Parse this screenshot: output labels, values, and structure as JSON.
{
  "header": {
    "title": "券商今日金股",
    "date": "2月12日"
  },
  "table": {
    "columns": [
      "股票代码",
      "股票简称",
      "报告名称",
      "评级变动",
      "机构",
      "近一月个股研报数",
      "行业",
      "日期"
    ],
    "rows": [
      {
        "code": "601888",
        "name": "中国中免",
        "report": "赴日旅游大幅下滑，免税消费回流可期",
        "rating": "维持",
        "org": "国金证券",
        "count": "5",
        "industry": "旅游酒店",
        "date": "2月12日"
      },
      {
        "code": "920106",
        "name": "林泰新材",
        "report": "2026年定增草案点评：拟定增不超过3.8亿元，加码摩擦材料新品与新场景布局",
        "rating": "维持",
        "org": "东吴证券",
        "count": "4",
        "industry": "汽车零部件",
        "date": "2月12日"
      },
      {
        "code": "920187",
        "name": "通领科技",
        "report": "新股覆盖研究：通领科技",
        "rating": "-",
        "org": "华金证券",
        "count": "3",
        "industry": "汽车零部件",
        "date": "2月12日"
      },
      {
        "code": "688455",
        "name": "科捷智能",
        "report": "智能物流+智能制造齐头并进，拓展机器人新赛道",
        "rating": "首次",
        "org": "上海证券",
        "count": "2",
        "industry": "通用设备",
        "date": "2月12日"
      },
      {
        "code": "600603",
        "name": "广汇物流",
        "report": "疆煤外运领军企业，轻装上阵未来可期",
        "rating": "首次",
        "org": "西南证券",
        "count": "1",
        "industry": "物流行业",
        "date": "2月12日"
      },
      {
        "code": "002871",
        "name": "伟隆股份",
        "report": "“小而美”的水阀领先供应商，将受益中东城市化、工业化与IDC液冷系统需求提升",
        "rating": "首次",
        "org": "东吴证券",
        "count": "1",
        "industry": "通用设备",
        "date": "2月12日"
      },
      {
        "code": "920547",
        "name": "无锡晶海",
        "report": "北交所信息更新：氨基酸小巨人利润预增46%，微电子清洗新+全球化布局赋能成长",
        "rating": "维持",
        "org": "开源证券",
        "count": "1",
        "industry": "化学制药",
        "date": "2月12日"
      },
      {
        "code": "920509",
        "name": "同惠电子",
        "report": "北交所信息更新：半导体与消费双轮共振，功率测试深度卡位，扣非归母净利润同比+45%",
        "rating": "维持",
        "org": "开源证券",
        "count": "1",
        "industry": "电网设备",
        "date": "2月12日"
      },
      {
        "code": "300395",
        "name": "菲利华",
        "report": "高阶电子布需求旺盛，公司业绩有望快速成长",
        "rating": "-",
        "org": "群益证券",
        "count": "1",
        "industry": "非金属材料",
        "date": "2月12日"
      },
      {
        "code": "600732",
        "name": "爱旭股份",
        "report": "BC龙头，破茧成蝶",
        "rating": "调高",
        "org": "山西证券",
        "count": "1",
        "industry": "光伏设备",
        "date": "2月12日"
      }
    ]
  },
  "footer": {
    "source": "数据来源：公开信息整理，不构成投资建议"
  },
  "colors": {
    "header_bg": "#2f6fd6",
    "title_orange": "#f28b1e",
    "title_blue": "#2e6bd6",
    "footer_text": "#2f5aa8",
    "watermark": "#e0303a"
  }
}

▶ **WHAT YOU ARE ASKED TO DO**
Using the material above, report each line where "industry" occurs.

▶ **RESPONSE FOR THIS EXERCISE**
        "industry": "旅游酒店",
        "industry": "汽车零部件",
        "industry": "汽车零部件",
        "industry": "通用设备",
        "industry": "物流行业",
        "industry": "通用设备",
        "industry": "化学制药",
        "industry": "电网设备",
        "industry": "非金属材料",
        "industry": "光伏设备",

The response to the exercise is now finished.